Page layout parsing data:
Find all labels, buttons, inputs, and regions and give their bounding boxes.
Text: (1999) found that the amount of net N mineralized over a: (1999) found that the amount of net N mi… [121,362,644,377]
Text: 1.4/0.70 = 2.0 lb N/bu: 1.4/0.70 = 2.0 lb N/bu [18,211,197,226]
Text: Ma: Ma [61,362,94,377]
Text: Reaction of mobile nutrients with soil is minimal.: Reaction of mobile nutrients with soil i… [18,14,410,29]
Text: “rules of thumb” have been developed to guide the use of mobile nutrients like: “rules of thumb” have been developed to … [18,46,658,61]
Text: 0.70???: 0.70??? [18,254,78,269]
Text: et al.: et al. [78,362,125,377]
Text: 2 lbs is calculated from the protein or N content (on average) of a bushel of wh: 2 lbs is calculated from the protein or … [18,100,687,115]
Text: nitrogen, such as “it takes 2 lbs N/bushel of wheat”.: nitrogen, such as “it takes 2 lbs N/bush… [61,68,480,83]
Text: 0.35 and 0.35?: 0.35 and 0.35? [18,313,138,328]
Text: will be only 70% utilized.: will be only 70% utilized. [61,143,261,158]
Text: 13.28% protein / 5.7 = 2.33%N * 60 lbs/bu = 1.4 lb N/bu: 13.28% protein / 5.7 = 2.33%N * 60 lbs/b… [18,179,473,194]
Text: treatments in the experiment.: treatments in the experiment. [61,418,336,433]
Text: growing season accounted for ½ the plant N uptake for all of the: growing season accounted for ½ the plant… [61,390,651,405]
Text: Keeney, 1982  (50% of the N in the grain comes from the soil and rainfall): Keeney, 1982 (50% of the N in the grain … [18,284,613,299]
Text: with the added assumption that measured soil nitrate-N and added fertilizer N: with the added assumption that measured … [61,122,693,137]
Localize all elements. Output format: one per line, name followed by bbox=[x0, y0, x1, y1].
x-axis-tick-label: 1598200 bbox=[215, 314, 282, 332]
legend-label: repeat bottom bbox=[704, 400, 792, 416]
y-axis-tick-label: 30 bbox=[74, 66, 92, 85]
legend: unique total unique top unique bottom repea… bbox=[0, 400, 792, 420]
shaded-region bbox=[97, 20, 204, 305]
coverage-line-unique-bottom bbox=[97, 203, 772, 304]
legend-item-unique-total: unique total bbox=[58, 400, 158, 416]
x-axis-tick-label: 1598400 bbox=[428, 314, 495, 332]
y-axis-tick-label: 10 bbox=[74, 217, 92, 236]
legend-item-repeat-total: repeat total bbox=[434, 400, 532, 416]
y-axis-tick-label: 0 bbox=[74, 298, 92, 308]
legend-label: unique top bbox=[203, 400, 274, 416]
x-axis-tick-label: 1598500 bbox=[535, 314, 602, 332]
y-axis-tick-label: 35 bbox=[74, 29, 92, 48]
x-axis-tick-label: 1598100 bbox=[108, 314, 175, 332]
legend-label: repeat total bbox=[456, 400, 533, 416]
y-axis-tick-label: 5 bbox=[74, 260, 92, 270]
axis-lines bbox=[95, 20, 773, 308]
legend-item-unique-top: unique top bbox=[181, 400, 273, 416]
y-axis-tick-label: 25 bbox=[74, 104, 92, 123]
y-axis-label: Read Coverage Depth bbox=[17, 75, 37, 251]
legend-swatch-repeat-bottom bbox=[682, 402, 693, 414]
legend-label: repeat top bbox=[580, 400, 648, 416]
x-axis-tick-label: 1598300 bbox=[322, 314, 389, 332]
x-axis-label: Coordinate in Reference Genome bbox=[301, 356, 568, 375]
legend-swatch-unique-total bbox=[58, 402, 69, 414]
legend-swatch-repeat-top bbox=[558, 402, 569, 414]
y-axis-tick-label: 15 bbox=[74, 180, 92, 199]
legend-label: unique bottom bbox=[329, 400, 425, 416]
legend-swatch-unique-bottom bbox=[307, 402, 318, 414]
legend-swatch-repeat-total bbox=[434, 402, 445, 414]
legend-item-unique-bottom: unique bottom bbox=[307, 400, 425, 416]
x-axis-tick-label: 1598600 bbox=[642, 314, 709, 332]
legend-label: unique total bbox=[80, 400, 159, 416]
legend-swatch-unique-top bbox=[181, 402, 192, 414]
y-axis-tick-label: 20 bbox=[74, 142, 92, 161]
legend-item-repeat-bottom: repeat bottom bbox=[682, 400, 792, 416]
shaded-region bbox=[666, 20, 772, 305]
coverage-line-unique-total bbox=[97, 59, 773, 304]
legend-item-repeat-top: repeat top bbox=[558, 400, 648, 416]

:: TASK BRIEF ::
The entries above must be output exactly, with every line preserved.

:: RESULT OF THIS EXERCISE ::
Find all labels, buttons, inputs, and regions and give their bounding boxes.
Text: (1999) found that the amount of net N mineralized over a: (1999) found that the amount of net N mi… [121,362,644,377]
Text: 1.4/0.70 = 2.0 lb N/bu: 1.4/0.70 = 2.0 lb N/bu [18,211,197,226]
Text: Ma: Ma [61,362,94,377]
Text: Reaction of mobile nutrients with soil is minimal.: Reaction of mobile nutrients with soil i… [18,14,410,29]
Text: “rules of thumb” have been developed to guide the use of mobile nutrients like: “rules of thumb” have been developed to … [18,46,658,61]
Text: 0.70???: 0.70??? [18,254,78,269]
Text: et al.: et al. [78,362,125,377]
Text: 2 lbs is calculated from the protein or N content (on average) of a bushel of wh: 2 lbs is calculated from the protein or … [18,100,687,115]
Text: nitrogen, such as “it takes 2 lbs N/bushel of wheat”.: nitrogen, such as “it takes 2 lbs N/bush… [61,68,480,83]
Text: 0.35 and 0.35?: 0.35 and 0.35? [18,313,138,328]
Text: will be only 70% utilized.: will be only 70% utilized. [61,143,261,158]
Text: 13.28% protein / 5.7 = 2.33%N * 60 lbs/bu = 1.4 lb N/bu: 13.28% protein / 5.7 = 2.33%N * 60 lbs/b… [18,179,473,194]
Text: treatments in the experiment.: treatments in the experiment. [61,418,336,433]
Text: growing season accounted for ½ the plant N uptake for all of the: growing season accounted for ½ the plant… [61,390,651,405]
Text: Keeney, 1982  (50% of the N in the grain comes from the soil and rainfall): Keeney, 1982 (50% of the N in the grain … [18,284,613,299]
Text: with the added assumption that measured soil nitrate-N and added fertilizer N: with the added assumption that measured … [61,122,693,137]
Localize all elements. Output format: one per line, name followed by bbox=[x0, y0, x1, y1].
x-axis-tick-label: 1598200 bbox=[215, 314, 282, 332]
legend-label: repeat bottom bbox=[704, 400, 792, 416]
y-axis-tick-label: 30 bbox=[74, 66, 92, 85]
legend: unique total unique top unique bottom repea… bbox=[0, 400, 792, 420]
shaded-region bbox=[97, 20, 204, 305]
coverage-line-unique-bottom bbox=[97, 203, 772, 304]
legend-item-unique-total: unique total bbox=[58, 400, 158, 416]
x-axis-tick-label: 1598400 bbox=[428, 314, 495, 332]
y-axis-tick-label: 10 bbox=[74, 217, 92, 236]
legend-item-repeat-total: repeat total bbox=[434, 400, 532, 416]
y-axis-tick-label: 0 bbox=[74, 298, 92, 308]
legend-label: unique top bbox=[203, 400, 274, 416]
x-axis-tick-label: 1598500 bbox=[535, 314, 602, 332]
y-axis-tick-label: 35 bbox=[74, 29, 92, 48]
x-axis-tick-label: 1598100 bbox=[108, 314, 175, 332]
legend-label: repeat total bbox=[456, 400, 533, 416]
y-axis-tick-label: 5 bbox=[74, 260, 92, 270]
axis-lines bbox=[95, 20, 773, 308]
legend-item-unique-top: unique top bbox=[181, 400, 273, 416]
y-axis-tick-label: 25 bbox=[74, 104, 92, 123]
y-axis-label: Read Coverage Depth bbox=[17, 75, 37, 251]
legend-swatch-repeat-bottom bbox=[682, 402, 693, 414]
legend-label: repeat top bbox=[580, 400, 648, 416]
x-axis-tick-label: 1598300 bbox=[322, 314, 389, 332]
x-axis-label: Coordinate in Reference Genome bbox=[301, 356, 568, 375]
legend-swatch-unique-total bbox=[58, 402, 69, 414]
legend-swatch-repeat-top bbox=[558, 402, 569, 414]
y-axis-tick-label: 15 bbox=[74, 180, 92, 199]
legend-label: unique bottom bbox=[329, 400, 425, 416]
legend-swatch-unique-bottom bbox=[307, 402, 318, 414]
legend-swatch-repeat-total bbox=[434, 402, 445, 414]
legend-item-unique-bottom: unique bottom bbox=[307, 400, 425, 416]
x-axis-tick-label: 1598600 bbox=[642, 314, 709, 332]
legend-label: unique total bbox=[80, 400, 159, 416]
legend-swatch-unique-top bbox=[181, 402, 192, 414]
y-axis-tick-label: 20 bbox=[74, 142, 92, 161]
legend-item-repeat-bottom: repeat bottom bbox=[682, 400, 792, 416]
shaded-region bbox=[666, 20, 772, 305]
coverage-line-unique-total bbox=[97, 59, 773, 304]
legend-item-repeat-top: repeat top bbox=[558, 400, 648, 416]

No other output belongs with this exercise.